GOAL
Retype the whole listing, please, keeping every line exact and dropping the pictures.

Extracted records
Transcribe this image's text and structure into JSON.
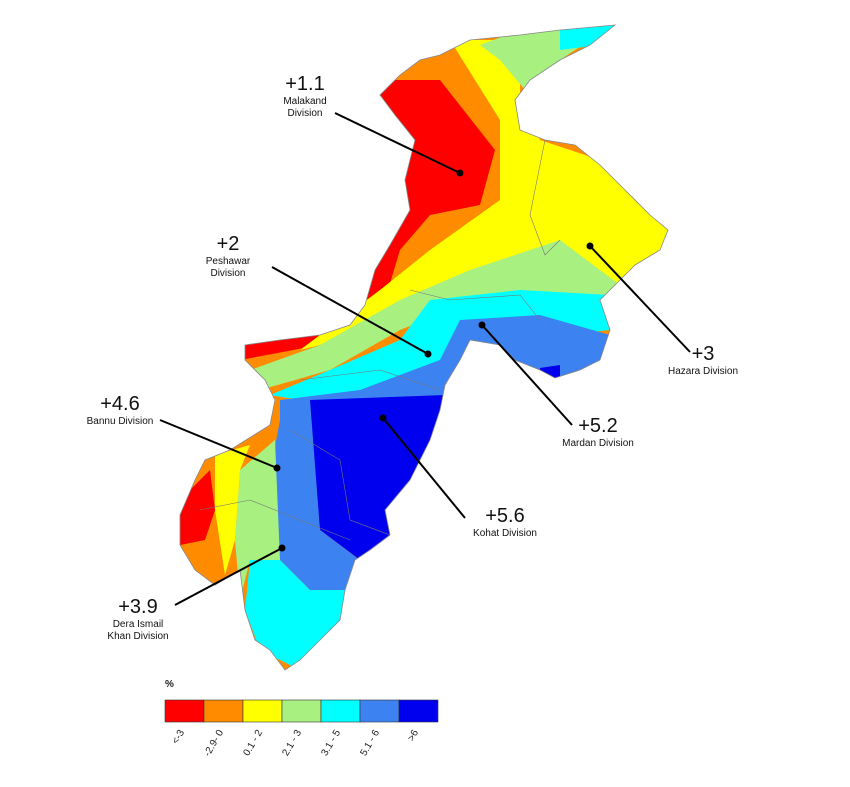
{
  "map": {
    "annotations": [
      {
        "value": "+1.1",
        "name": [
          "Malakand",
          "Division"
        ]
      },
      {
        "value": "+2",
        "name": [
          "Peshawar",
          "Division"
        ]
      },
      {
        "value": "+3",
        "name": [
          "Hazara Division"
        ]
      },
      {
        "value": "+4.6",
        "name": [
          "Bannu Division"
        ]
      },
      {
        "value": "+5.2",
        "name": [
          "Mardan Division"
        ]
      },
      {
        "value": "+5.6",
        "name": [
          "Kohat Division"
        ]
      },
      {
        "value": "+3.9",
        "name": [
          "Dera Ismail",
          "Khan Division"
        ]
      }
    ],
    "legend": {
      "unit": "%",
      "classes": [
        {
          "label": "<-3",
          "color": "#ff0000"
        },
        {
          "label": "-2.9- 0",
          "color": "#ff8c00"
        },
        {
          "label": "0.1 - 2",
          "color": "#ffff00"
        },
        {
          "label": "2.1 - 3",
          "color": "#a8f080"
        },
        {
          "label": "3.1 - 5",
          "color": "#00ffff"
        },
        {
          "label": "5.1 - 6",
          "color": "#3c82f0"
        },
        {
          "label": ">6",
          "color": "#0000ee"
        }
      ]
    }
  }
}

ANSWER TO THIS EXERCISE
Transcribe this image's text and structure into JSON.
{
  "map": {
    "annotations": [
      {
        "value": "+1.1",
        "name": [
          "Malakand",
          "Division"
        ]
      },
      {
        "value": "+2",
        "name": [
          "Peshawar",
          "Division"
        ]
      },
      {
        "value": "+3",
        "name": [
          "Hazara Division"
        ]
      },
      {
        "value": "+4.6",
        "name": [
          "Bannu Division"
        ]
      },
      {
        "value": "+5.2",
        "name": [
          "Mardan Division"
        ]
      },
      {
        "value": "+5.6",
        "name": [
          "Kohat Division"
        ]
      },
      {
        "value": "+3.9",
        "name": [
          "Dera Ismail",
          "Khan Division"
        ]
      }
    ],
    "legend": {
      "unit": "%",
      "classes": [
        {
          "label": "<-3",
          "color": "#ff0000"
        },
        {
          "label": "-2.9- 0",
          "color": "#ff8c00"
        },
        {
          "label": "0.1 - 2",
          "color": "#ffff00"
        },
        {
          "label": "2.1 - 3",
          "color": "#a8f080"
        },
        {
          "label": "3.1 - 5",
          "color": "#00ffff"
        },
        {
          "label": "5.1 - 6",
          "color": "#3c82f0"
        },
        {
          "label": ">6",
          "color": "#0000ee"
        }
      ]
    }
  }
}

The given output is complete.